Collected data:
════════════════════

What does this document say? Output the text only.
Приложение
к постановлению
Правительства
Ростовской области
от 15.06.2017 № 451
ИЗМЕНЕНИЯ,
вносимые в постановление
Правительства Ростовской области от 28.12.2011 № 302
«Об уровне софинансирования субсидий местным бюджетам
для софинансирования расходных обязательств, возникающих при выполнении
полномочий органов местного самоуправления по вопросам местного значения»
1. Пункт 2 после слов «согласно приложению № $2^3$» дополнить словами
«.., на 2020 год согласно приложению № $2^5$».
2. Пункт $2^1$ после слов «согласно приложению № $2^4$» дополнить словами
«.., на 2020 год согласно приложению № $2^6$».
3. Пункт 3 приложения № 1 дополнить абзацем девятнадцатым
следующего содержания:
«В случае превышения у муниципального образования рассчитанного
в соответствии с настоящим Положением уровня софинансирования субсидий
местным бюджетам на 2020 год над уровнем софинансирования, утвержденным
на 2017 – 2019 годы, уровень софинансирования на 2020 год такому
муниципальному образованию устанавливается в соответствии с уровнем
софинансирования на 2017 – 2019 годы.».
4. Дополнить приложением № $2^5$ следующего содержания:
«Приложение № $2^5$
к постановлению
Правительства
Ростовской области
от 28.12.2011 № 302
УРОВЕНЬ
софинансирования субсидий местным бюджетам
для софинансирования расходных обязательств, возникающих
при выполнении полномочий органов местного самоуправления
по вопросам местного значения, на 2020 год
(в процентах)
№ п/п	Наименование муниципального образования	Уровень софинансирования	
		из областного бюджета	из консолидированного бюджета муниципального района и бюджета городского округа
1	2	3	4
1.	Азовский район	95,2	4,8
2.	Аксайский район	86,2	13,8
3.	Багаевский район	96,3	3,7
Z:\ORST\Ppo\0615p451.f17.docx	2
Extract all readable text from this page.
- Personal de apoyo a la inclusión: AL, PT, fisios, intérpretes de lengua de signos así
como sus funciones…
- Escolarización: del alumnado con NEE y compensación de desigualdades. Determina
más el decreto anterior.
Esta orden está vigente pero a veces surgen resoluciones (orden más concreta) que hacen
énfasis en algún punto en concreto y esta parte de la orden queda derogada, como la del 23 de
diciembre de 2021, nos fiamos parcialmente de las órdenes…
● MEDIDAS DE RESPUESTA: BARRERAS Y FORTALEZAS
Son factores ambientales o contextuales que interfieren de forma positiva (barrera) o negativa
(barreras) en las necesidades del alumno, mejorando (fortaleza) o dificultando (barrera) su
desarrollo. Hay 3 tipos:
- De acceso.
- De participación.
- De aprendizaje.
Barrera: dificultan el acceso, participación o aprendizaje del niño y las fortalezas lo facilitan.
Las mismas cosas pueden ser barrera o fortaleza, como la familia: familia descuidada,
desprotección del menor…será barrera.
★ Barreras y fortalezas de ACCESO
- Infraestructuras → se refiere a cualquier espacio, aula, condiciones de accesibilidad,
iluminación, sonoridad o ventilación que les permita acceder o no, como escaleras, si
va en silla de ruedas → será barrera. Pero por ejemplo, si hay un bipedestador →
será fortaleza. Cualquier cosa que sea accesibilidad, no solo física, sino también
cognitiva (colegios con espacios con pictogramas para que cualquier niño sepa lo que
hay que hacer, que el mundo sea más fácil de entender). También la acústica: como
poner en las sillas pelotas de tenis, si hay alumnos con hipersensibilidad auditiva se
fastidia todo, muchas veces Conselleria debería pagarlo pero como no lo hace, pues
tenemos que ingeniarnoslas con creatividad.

════════════════════

### STATED EXERCISE
Transcribe the whole listing with nothing added or left out.

### RESULT BELOW
What does this document say? Output the text only.
Приложение
к постановлению
Правительства
Ростовской области
от 15.06.2017 № 451
ИЗМЕНЕНИЯ,
вносимые в постановление
Правительства Ростовской области от 28.12.2011 № 302
«Об уровне софинансирования субсидий местным бюджетам
для софинансирования расходных обязательств, возникающих при выполнении
полномочий органов местного самоуправления по вопросам местного значения»
1. Пункт 2 после слов «согласно приложению № $2^3$» дополнить словами
«.., на 2020 год согласно приложению № $2^5$».
2. Пункт $2^1$ после слов «согласно приложению № $2^4$» дополнить словами
«.., на 2020 год согласно приложению № $2^6$».
3. Пункт 3 приложения № 1 дополнить абзацем девятнадцатым
следующего содержания:
«В случае превышения у муниципального образования рассчитанного
в соответствии с настоящим Положением уровня софинансирования субсидий
местным бюджетам на 2020 год над уровнем софинансирования, утвержденным
на 2017 – 2019 годы, уровень софинансирования на 2020 год такому
муниципальному образованию устанавливается в соответствии с уровнем
софинансирования на 2017 – 2019 годы.».
4. Дополнить приложением № $2^5$ следующего содержания:
«Приложение № $2^5$
к постановлению
Правительства
Ростовской области
от 28.12.2011 № 302
УРОВЕНЬ
софинансирования субсидий местным бюджетам
для софинансирования расходных обязательств, возникающих
при выполнении полномочий органов местного самоуправления
по вопросам местного значения, на 2020 год
(в процентах)
№ п/п	Наименование муниципального образования	Уровень софинансирования	
		из областного бюджета	из консолидированного бюджета муниципального района и бюджета городского округа
1	2	3	4
1.	Азовский район	95,2	4,8
2.	Аксайский район	86,2	13,8
3.	Багаевский район	96,3	3,7
Z:\ORST\Ppo\0615p451.f17.docx	2
Extract all readable text from this page.
- Personal de apoyo a la inclusión: AL, PT, fisios, intérpretes de lengua de signos así
como sus funciones…
- Escolarización: del alumnado con NEE y compensación de desigualdades. Determina
más el decreto anterior.
Esta orden está vigente pero a veces surgen resoluciones (orden más concreta) que hacen
énfasis en algún punto en concreto y esta parte de la orden queda derogada, como la del 23 de
diciembre de 2021, nos fiamos parcialmente de las órdenes…
● MEDIDAS DE RESPUESTA: BARRERAS Y FORTALEZAS
Son factores ambientales o contextuales que interfieren de forma positiva (barrera) o negativa
(barreras) en las necesidades del alumno, mejorando (fortaleza) o dificultando (barrera) su
desarrollo. Hay 3 tipos:
- De acceso.
- De participación.
- De aprendizaje.
Barrera: dificultan el acceso, participación o aprendizaje del niño y las fortalezas lo facilitan.
Las mismas cosas pueden ser barrera o fortaleza, como la familia: familia descuidada,
desprotección del menor…será barrera.
★ Barreras y fortalezas de ACCESO
- Infraestructuras → se refiere a cualquier espacio, aula, condiciones de accesibilidad,
iluminación, sonoridad o ventilación que les permita acceder o no, como escaleras, si
va en silla de ruedas → será barrera. Pero por ejemplo, si hay un bipedestador →
será fortaleza. Cualquier cosa que sea accesibilidad, no solo física, sino también
cognitiva (colegios con espacios con pictogramas para que cualquier niño sepa lo que
hay que hacer, que el mundo sea más fácil de entender). También la acústica: como
poner en las sillas pelotas de tenis, si hay alumnos con hipersensibilidad auditiva se
fastidia todo, muchas veces Conselleria debería pagarlo pero como no lo hace, pues
tenemos que ingeniarnoslas con creatividad.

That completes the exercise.